• _Task to carry out_:
Write out the records word for word, with no pictures.

• _Listing_:
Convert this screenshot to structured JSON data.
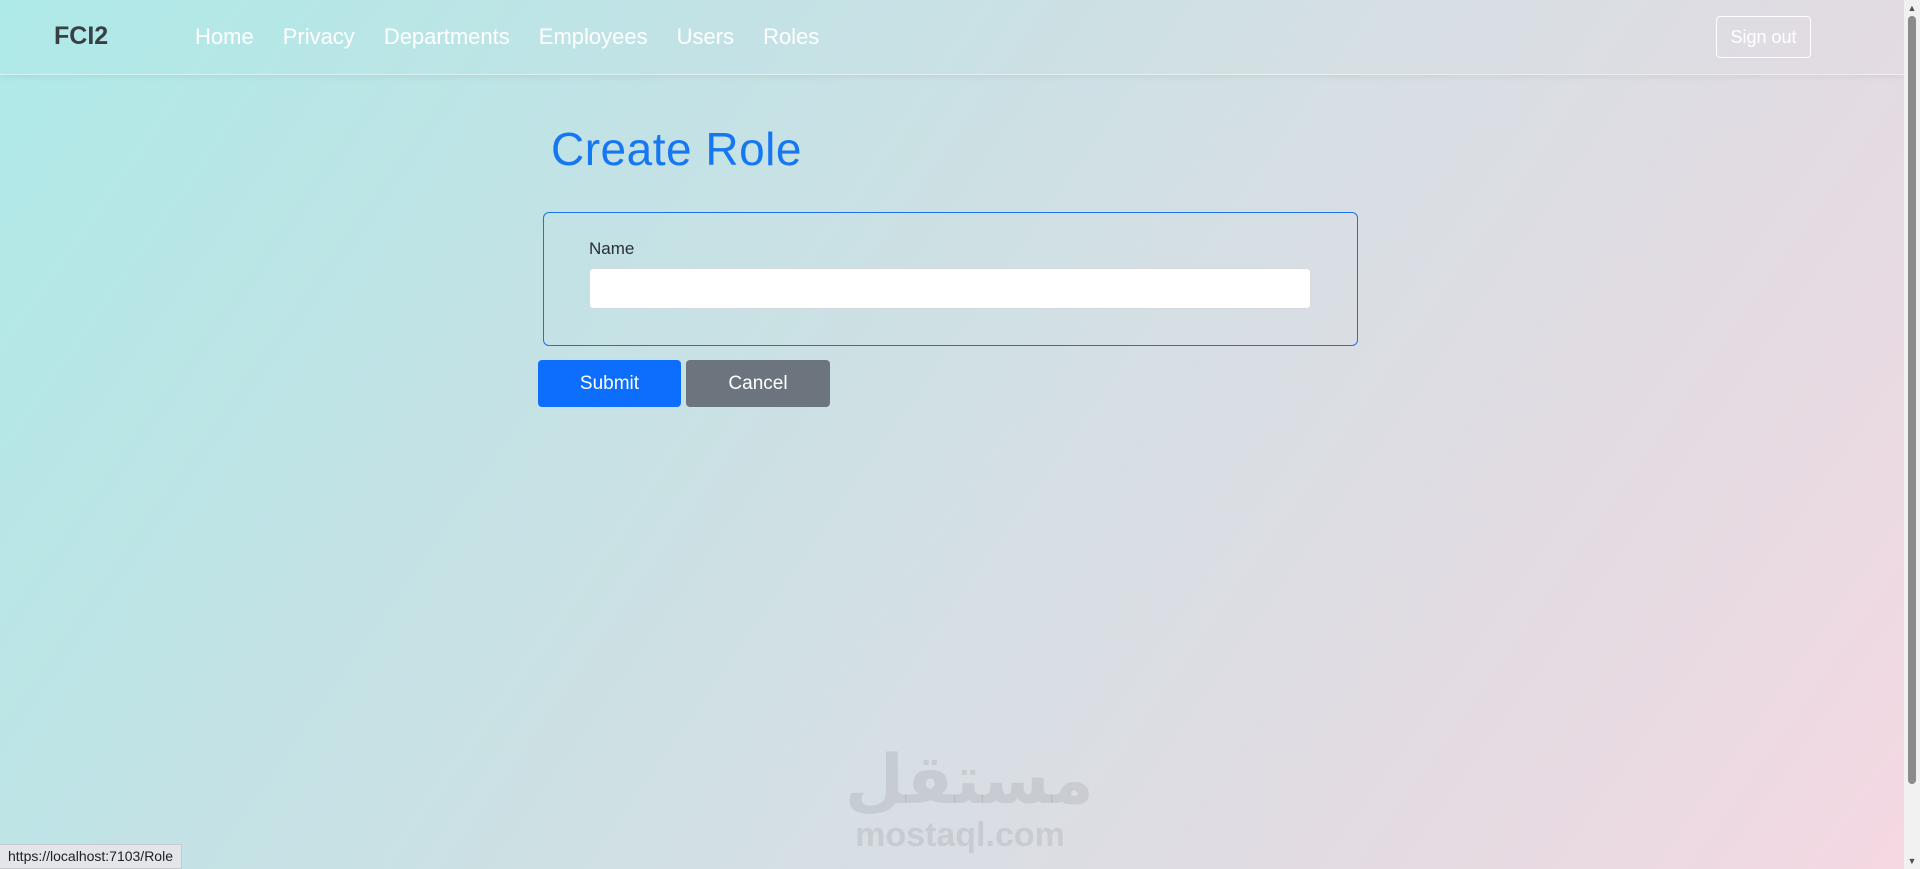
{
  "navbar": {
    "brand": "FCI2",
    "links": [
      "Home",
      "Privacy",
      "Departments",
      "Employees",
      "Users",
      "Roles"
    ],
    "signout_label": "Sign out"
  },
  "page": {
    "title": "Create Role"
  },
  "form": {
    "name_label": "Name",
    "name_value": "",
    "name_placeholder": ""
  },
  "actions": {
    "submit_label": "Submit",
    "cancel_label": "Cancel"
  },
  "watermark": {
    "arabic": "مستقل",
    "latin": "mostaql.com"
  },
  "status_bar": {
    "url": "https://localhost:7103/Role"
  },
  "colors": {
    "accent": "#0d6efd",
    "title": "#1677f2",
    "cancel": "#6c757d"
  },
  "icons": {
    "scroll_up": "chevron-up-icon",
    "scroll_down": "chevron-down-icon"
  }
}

• _Written solution_:
Convert this screenshot to structured JSON data.
{
  "navbar": {
    "brand": "FCI2",
    "links": [
      "Home",
      "Privacy",
      "Departments",
      "Employees",
      "Users",
      "Roles"
    ],
    "signout_label": "Sign out"
  },
  "page": {
    "title": "Create Role"
  },
  "form": {
    "name_label": "Name",
    "name_value": "",
    "name_placeholder": ""
  },
  "actions": {
    "submit_label": "Submit",
    "cancel_label": "Cancel"
  },
  "watermark": {
    "arabic": "مستقل",
    "latin": "mostaql.com"
  },
  "status_bar": {
    "url": "https://localhost:7103/Role"
  },
  "colors": {
    "accent": "#0d6efd",
    "title": "#1677f2",
    "cancel": "#6c757d"
  },
  "icons": {
    "scroll_up": "chevron-up-icon",
    "scroll_down": "chevron-down-icon"
  }
}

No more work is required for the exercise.